Your goal>
Report the count of lines where the string "marker" appears, and nothing else.
------------
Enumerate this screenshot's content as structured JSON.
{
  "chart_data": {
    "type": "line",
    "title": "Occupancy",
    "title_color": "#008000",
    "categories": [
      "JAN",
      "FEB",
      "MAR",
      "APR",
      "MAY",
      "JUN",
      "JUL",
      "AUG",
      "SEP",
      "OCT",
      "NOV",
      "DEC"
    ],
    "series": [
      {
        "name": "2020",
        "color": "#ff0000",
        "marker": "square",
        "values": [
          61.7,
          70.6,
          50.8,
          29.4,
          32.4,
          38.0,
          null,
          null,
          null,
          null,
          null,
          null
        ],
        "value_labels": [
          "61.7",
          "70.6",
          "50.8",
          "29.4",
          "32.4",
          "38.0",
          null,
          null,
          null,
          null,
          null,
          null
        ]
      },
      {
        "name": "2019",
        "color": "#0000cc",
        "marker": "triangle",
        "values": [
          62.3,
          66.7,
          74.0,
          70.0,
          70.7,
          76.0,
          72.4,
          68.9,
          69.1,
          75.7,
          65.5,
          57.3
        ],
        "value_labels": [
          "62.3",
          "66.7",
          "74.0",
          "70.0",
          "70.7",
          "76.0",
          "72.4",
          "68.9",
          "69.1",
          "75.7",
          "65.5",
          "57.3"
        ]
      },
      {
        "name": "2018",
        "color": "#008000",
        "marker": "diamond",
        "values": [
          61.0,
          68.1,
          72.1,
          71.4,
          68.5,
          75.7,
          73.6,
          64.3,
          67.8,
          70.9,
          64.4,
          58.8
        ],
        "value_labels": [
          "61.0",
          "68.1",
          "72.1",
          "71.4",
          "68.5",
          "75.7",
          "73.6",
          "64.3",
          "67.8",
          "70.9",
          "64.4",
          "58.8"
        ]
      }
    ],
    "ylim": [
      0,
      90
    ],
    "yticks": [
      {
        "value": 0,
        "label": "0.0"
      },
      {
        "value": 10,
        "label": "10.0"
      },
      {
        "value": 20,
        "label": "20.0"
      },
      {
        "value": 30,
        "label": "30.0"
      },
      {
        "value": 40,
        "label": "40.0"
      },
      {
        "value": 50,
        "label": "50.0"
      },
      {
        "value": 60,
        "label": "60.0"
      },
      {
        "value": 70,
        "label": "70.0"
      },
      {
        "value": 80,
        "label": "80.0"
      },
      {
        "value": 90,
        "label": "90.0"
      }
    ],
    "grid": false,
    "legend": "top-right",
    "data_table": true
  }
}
------------
Task response>
3